***** Excerpt to read *****
In the skit — already a YouTube hit — Williams visits The Codfather, Gordon Pinsent, to ask permission to step down.
“Did you get everything I asked? Did you get the oil?” Pinsent asked.
“Yes, Codfather,” Williams replies.
“Did you get the Lower Churchill?”
“Did you throw a tantrum like a huge baby every time you didn’t get your way?”
“Oh yeah,” Williams says with a smile.
The skit also features an appearance by “Republic of Doyle” castmembers Allan Hawco and Sean McGinley, who step in to rescue Williams and Pinsent after Critch takes them hostage.
Critch said the actors were amazed by Williams’ acting and comedic timing.
“I showed him the script and he looked at it for maybe a minute, and then he had it memorized,” Critch said. “He said, ‘Are you ready?’ and boom — we were into it. We shot that piece right away, with him being in the room maybe five minutes. He’s a fast learner, very natural and he gets what it’s supposed to be.
“I know people always accuse him of being an egomaniac or whatever, but he totally gets it, and it says a lot for a person to make fun of themselves the way everyone else makes fun of them.”
Cleaning out his office on Wednesday, Williams told The Telegram he’s enjoyed his “22 Minutes” and “Rick Mercer Report” appearances, since it gave him a way to show that he has more to him than being a political scrapper.
“It was wonderful, because people tend to see you in a suit, in a shirt and tie, serious, fighting, gloves off,” he said. “What Mark Critch on ‘22 Minutes’ and Rick Mercer allowed me to do was sort of just let my hair down and have a laugh.
“I love to laugh, I love to have a sense of humour. I love to have a bit of fun.”
Williams noted there was often a fine line, however, and he sometimes had to be a little guarded, whether or not he let it show, since it would have been “beneath the office to go too far” with the jokes.
Critch hopes Williams will return to “22 Minutes” every now and then, much like Chretien has done.
In the meantime, he said he’ll find someone else to pick on. He doesn’t expect a politician like Williams, up for anything, to come along any time soon.
“Oh God no, can you imagine if I called someone like Clyde Wells in? Even Brian Tobin was like he was trying to hard to be funny. It’s pretty rare that comes along. (Williams) has got a really good sense of humour; he’s like one of the boys.”
***** Information given *****
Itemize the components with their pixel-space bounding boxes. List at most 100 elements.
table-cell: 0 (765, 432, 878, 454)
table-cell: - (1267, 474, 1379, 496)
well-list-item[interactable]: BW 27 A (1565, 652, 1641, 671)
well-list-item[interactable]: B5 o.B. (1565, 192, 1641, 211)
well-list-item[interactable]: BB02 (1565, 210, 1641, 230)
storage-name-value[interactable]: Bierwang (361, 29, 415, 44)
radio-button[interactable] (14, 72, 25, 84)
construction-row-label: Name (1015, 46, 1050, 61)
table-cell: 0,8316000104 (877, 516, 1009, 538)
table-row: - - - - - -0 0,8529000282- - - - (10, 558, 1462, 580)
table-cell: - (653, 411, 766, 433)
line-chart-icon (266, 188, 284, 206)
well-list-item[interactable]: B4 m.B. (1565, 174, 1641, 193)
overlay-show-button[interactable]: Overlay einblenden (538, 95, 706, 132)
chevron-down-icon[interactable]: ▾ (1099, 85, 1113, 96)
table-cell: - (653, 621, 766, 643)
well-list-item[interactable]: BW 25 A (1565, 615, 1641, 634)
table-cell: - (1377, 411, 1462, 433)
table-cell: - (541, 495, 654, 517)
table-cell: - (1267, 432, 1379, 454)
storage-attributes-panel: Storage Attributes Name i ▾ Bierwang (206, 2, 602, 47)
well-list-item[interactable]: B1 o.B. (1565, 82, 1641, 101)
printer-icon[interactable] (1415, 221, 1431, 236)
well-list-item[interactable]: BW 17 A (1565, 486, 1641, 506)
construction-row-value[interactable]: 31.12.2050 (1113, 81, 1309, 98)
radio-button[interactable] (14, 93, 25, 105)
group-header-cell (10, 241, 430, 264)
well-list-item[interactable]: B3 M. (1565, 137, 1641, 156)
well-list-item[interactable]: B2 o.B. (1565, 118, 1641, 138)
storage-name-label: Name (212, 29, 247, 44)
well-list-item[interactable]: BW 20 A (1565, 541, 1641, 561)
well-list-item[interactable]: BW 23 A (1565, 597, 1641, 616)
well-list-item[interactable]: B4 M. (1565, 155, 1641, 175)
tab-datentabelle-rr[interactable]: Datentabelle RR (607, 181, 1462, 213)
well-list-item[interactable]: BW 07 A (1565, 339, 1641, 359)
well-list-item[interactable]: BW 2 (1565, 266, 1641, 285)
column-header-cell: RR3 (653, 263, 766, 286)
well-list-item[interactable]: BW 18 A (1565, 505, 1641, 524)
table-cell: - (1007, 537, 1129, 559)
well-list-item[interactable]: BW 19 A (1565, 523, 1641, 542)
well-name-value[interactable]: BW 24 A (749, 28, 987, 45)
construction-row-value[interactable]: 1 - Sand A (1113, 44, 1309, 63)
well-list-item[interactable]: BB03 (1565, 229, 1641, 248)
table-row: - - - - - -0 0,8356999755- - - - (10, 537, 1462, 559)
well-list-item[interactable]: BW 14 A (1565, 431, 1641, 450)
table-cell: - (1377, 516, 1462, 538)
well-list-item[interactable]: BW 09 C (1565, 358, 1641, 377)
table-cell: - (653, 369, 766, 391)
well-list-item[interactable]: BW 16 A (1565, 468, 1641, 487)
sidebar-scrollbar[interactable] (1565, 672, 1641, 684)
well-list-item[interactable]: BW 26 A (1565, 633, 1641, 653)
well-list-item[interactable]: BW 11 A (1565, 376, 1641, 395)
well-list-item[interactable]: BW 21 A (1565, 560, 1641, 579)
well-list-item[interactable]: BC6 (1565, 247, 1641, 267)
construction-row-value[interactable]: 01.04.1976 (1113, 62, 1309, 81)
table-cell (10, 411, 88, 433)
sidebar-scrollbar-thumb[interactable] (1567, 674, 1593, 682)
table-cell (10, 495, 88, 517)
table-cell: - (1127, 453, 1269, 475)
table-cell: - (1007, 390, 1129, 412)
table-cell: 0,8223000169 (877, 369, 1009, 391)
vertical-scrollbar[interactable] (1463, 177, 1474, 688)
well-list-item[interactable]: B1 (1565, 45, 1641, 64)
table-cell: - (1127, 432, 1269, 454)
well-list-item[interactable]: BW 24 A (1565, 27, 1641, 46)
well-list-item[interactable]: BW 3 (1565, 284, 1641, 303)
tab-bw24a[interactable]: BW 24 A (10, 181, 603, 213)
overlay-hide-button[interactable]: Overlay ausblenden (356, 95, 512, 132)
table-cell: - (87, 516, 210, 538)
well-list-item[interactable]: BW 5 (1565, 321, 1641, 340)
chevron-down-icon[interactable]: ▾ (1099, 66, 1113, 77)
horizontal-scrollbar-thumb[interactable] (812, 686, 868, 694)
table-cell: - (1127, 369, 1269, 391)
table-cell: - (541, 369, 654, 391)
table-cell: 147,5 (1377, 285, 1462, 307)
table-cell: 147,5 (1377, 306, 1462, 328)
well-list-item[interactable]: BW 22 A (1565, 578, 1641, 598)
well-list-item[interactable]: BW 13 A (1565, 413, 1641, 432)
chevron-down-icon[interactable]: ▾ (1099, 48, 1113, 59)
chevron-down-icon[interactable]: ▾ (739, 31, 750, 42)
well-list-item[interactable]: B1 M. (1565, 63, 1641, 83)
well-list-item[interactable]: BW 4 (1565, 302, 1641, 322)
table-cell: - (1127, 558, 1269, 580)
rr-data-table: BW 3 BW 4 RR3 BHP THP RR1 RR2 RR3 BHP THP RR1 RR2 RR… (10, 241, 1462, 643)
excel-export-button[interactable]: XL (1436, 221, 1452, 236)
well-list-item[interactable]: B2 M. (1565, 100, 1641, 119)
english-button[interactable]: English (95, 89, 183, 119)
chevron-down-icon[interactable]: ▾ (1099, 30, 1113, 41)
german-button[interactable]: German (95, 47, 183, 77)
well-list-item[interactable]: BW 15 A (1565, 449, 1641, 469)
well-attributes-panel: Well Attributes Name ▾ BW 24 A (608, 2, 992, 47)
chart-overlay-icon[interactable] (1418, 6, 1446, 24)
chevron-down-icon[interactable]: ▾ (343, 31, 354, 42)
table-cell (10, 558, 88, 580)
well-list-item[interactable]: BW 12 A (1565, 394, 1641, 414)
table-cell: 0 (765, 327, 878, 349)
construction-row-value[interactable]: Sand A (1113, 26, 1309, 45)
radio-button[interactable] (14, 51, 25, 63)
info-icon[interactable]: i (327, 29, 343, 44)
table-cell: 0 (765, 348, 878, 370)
*****
Problems and tasks:
[1] Name every television show that the article about the Williams skit mentions.
[2] According to the article about the Williams skit, about how long did Williams look at the script before he had it memorized?
[3] Reproduce the part of the article about the Williams skit that begins with the words "The skit also" and ends after "supposed to be.".

Solved tasks:
[1]
"Republic of Doyle"
"22 Minutes"
"Rick Mercer Report"

[2] Maybe a minute.

[3]
The skit also features an appearance by “Republic of Doyle” castmembers Allan Hawco and Sean McGinley, who step in to rescue Williams and Pinsent after Critch takes them hostage.
Critch said the actors were amazed by Williams’ acting and comedic timing.
“I showed him the script and he looked at it for maybe a minute, and then he had it memorized,” Critch said. “He said, ‘Are you ready?’ and boom — we were into it. We shot that piece right away, with him being in the room maybe five minutes. He’s a fast learner, very natural and he gets what it’s supposed to be.